**EXERCISE DESCRIPTION:**
Restate the complete material exactly.

**DATASET CONTENT:**
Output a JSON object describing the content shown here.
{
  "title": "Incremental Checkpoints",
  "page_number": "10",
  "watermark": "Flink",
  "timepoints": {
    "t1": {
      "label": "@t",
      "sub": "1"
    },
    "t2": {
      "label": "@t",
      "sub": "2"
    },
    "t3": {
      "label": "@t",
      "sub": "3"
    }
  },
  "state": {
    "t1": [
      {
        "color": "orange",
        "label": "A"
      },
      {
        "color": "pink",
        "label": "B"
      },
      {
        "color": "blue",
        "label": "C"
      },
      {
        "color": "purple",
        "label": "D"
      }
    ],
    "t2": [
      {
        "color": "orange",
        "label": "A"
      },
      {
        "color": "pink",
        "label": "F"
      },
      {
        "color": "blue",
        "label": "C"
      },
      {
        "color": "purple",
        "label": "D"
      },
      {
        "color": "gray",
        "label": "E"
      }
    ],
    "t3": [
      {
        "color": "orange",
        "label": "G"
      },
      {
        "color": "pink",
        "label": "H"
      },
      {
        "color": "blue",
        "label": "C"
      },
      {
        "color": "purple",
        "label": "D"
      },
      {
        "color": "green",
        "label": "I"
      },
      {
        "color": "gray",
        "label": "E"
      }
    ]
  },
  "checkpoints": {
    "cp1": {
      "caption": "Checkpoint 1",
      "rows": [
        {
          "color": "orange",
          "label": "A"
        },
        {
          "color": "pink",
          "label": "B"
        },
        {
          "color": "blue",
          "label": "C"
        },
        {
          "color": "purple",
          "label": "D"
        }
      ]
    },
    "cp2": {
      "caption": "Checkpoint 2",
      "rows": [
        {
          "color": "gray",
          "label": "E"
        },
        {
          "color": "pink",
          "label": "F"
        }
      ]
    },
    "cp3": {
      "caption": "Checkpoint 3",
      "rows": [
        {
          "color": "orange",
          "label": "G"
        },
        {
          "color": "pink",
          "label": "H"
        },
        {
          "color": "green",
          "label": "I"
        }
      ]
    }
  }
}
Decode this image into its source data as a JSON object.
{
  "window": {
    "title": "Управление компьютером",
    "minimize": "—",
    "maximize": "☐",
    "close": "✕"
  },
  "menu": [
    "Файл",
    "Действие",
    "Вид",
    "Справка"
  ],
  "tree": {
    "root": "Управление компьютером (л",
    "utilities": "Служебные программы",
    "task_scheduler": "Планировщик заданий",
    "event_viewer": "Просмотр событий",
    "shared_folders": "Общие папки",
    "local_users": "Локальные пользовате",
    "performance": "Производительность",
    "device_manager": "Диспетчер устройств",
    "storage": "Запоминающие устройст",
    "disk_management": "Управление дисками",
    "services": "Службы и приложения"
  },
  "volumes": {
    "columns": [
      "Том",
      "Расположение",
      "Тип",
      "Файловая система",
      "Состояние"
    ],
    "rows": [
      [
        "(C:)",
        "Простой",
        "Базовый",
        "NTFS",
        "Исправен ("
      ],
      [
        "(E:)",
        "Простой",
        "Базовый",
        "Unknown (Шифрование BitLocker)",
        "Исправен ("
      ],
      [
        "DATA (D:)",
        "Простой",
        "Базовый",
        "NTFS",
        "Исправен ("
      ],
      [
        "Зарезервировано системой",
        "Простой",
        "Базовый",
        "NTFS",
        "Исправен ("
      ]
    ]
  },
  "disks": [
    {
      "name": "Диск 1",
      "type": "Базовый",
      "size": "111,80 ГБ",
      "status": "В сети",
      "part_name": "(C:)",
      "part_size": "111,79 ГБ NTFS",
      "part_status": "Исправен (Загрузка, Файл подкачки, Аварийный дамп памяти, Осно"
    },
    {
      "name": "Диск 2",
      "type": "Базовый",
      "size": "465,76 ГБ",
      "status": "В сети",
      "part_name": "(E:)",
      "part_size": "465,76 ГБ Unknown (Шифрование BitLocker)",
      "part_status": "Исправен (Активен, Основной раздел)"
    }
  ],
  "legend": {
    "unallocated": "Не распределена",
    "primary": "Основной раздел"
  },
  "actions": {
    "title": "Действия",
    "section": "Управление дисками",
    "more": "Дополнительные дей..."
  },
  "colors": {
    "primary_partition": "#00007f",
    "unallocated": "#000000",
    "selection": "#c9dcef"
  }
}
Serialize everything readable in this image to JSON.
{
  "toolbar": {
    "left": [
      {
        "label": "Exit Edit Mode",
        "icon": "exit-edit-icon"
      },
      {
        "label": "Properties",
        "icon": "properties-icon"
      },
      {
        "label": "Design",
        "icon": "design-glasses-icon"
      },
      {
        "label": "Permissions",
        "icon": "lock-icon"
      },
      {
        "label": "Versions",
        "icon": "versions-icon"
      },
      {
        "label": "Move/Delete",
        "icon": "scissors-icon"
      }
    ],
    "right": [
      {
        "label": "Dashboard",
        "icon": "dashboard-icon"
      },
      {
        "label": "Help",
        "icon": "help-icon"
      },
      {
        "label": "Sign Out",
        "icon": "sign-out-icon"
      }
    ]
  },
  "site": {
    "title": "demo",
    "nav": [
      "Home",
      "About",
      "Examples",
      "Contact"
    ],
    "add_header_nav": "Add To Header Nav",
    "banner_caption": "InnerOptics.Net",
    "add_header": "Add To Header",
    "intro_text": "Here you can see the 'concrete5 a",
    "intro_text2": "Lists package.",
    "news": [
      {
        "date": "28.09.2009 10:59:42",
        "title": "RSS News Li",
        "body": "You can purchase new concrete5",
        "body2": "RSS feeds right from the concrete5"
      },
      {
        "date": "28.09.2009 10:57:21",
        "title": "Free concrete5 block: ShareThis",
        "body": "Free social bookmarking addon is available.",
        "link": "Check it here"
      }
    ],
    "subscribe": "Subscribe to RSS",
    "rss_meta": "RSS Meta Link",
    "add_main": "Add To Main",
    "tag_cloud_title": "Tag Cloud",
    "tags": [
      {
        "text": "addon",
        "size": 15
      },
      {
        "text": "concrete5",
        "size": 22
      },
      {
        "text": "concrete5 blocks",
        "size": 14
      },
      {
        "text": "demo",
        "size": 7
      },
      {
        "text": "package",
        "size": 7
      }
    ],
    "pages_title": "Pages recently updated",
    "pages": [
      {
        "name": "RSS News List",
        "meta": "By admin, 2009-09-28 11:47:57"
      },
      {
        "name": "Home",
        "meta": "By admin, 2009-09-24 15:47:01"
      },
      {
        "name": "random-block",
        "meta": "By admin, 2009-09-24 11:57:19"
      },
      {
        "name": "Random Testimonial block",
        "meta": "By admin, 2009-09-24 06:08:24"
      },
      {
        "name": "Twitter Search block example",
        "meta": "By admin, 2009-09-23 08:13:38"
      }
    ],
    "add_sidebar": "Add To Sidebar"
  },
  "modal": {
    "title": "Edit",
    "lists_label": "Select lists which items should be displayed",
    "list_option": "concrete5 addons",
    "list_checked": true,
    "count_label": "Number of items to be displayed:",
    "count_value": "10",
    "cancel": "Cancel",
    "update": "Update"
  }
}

**RESPONSE FOR THIS EXERCISE:**
Output a JSON object describing the content shown here.
{
  "title": "Incremental Checkpoints",
  "page_number": "10",
  "watermark": "Flink",
  "timepoints": {
    "t1": {
      "label": "@t",
      "sub": "1"
    },
    "t2": {
      "label": "@t",
      "sub": "2"
    },
    "t3": {
      "label": "@t",
      "sub": "3"
    }
  },
  "state": {
    "t1": [
      {
        "color": "orange",
        "label": "A"
      },
      {
        "color": "pink",
        "label": "B"
      },
      {
        "color": "blue",
        "label": "C"
      },
      {
        "color": "purple",
        "label": "D"
      }
    ],
    "t2": [
      {
        "color": "orange",
        "label": "A"
      },
      {
        "color": "pink",
        "label": "F"
      },
      {
        "color": "blue",
        "label": "C"
      },
      {
        "color": "purple",
        "label": "D"
      },
      {
        "color": "gray",
        "label": "E"
      }
    ],
    "t3": [
      {
        "color": "orange",
        "label": "G"
      },
      {
        "color": "pink",
        "label": "H"
      },
      {
        "color": "blue",
        "label": "C"
      },
      {
        "color": "purple",
        "label": "D"
      },
      {
        "color": "green",
        "label": "I"
      },
      {
        "color": "gray",
        "label": "E"
      }
    ]
  },
  "checkpoints": {
    "cp1": {
      "caption": "Checkpoint 1",
      "rows": [
        {
          "color": "orange",
          "label": "A"
        },
        {
          "color": "pink",
          "label": "B"
        },
        {
          "color": "blue",
          "label": "C"
        },
        {
          "color": "purple",
          "label": "D"
        }
      ]
    },
    "cp2": {
      "caption": "Checkpoint 2",
      "rows": [
        {
          "color": "gray",
          "label": "E"
        },
        {
          "color": "pink",
          "label": "F"
        }
      ]
    },
    "cp3": {
      "caption": "Checkpoint 3",
      "rows": [
        {
          "color": "orange",
          "label": "G"
        },
        {
          "color": "pink",
          "label": "H"
        },
        {
          "color": "green",
          "label": "I"
        }
      ]
    }
  }
}
Decode this image into its source data as a JSON object.
{
  "window": {
    "title": "Управление компьютером",
    "minimize": "—",
    "maximize": "☐",
    "close": "✕"
  },
  "menu": [
    "Файл",
    "Действие",
    "Вид",
    "Справка"
  ],
  "tree": {
    "root": "Управление компьютером (л",
    "utilities": "Служебные программы",
    "task_scheduler": "Планировщик заданий",
    "event_viewer": "Просмотр событий",
    "shared_folders": "Общие папки",
    "local_users": "Локальные пользовате",
    "performance": "Производительность",
    "device_manager": "Диспетчер устройств",
    "storage": "Запоминающие устройст",
    "disk_management": "Управление дисками",
    "services": "Службы и приложения"
  },
  "volumes": {
    "columns": [
      "Том",
      "Расположение",
      "Тип",
      "Файловая система",
      "Состояние"
    ],
    "rows": [
      [
        "(C:)",
        "Простой",
        "Базовый",
        "NTFS",
        "Исправен ("
      ],
      [
        "(E:)",
        "Простой",
        "Базовый",
        "Unknown (Шифрование BitLocker)",
        "Исправен ("
      ],
      [
        "DATA (D:)",
        "Простой",
        "Базовый",
        "NTFS",
        "Исправен ("
      ],
      [
        "Зарезервировано системой",
        "Простой",
        "Базовый",
        "NTFS",
        "Исправен ("
      ]
    ]
  },
  "disks": [
    {
      "name": "Диск 1",
      "type": "Базовый",
      "size": "111,80 ГБ",
      "status": "В сети",
      "part_name": "(C:)",
      "part_size": "111,79 ГБ NTFS",
      "part_status": "Исправен (Загрузка, Файл подкачки, Аварийный дамп памяти, Осно"
    },
    {
      "name": "Диск 2",
      "type": "Базовый",
      "size": "465,76 ГБ",
      "status": "В сети",
      "part_name": "(E:)",
      "part_size": "465,76 ГБ Unknown (Шифрование BitLocker)",
      "part_status": "Исправен (Активен, Основной раздел)"
    }
  ],
  "legend": {
    "unallocated": "Не распределена",
    "primary": "Основной раздел"
  },
  "actions": {
    "title": "Действия",
    "section": "Управление дисками",
    "more": "Дополнительные дей..."
  },
  "colors": {
    "primary_partition": "#00007f",
    "unallocated": "#000000",
    "selection": "#c9dcef"
  }
}
Serialize everything readable in this image to JSON.
{
  "toolbar": {
    "left": [
      {
        "label": "Exit Edit Mode",
        "icon": "exit-edit-icon"
      },
      {
        "label": "Properties",
        "icon": "properties-icon"
      },
      {
        "label": "Design",
        "icon": "design-glasses-icon"
      },
      {
        "label": "Permissions",
        "icon": "lock-icon"
      },
      {
        "label": "Versions",
        "icon": "versions-icon"
      },
      {
        "label": "Move/Delete",
        "icon": "scissors-icon"
      }
    ],
    "right": [
      {
        "label": "Dashboard",
        "icon": "dashboard-icon"
      },
      {
        "label": "Help",
        "icon": "help-icon"
      },
      {
        "label": "Sign Out",
        "icon": "sign-out-icon"
      }
    ]
  },
  "site": {
    "title": "demo",
    "nav": [
      "Home",
      "About",
      "Examples",
      "Contact"
    ],
    "add_header_nav": "Add To Header Nav",
    "banner_caption": "InnerOptics.Net",
    "add_header": "Add To Header",
    "intro_text": "Here you can see the 'concrete5 a",
    "intro_text2": "Lists package.",
    "news": [
      {
        "date": "28.09.2009 10:59:42",
        "title": "RSS News Li",
        "body": "You can purchase new concrete5",
        "body2": "RSS feeds right from the concrete5"
      },
      {
        "date": "28.09.2009 10:57:21",
        "title": "Free concrete5 block: ShareThis",
        "body": "Free social bookmarking addon is available.",
        "link": "Check it here"
      }
    ],
    "subscribe": "Subscribe to RSS",
    "rss_meta": "RSS Meta Link",
    "add_main": "Add To Main",
    "tag_cloud_title": "Tag Cloud",
    "tags": [
      {
        "text": "addon",
        "size": 15
      },
      {
        "text": "concrete5",
        "size": 22
      },
      {
        "text": "concrete5 blocks",
        "size": 14
      },
      {
        "text": "demo",
        "size": 7
      },
      {
        "text": "package",
        "size": 7
      }
    ],
    "pages_title": "Pages recently updated",
    "pages": [
      {
        "name": "RSS News List",
        "meta": "By admin, 2009-09-28 11:47:57"
      },
      {
        "name": "Home",
        "meta": "By admin, 2009-09-24 15:47:01"
      },
      {
        "name": "random-block",
        "meta": "By admin, 2009-09-24 11:57:19"
      },
      {
        "name": "Random Testimonial block",
        "meta": "By admin, 2009-09-24 06:08:24"
      },
      {
        "name": "Twitter Search block example",
        "meta": "By admin, 2009-09-23 08:13:38"
      }
    ],
    "add_sidebar": "Add To Sidebar"
  },
  "modal": {
    "title": "Edit",
    "lists_label": "Select lists which items should be displayed",
    "list_option": "concrete5 addons",
    "list_checked": true,
    "count_label": "Number of items to be displayed:",
    "count_value": "10",
    "cancel": "Cancel",
    "update": "Update"
  }
}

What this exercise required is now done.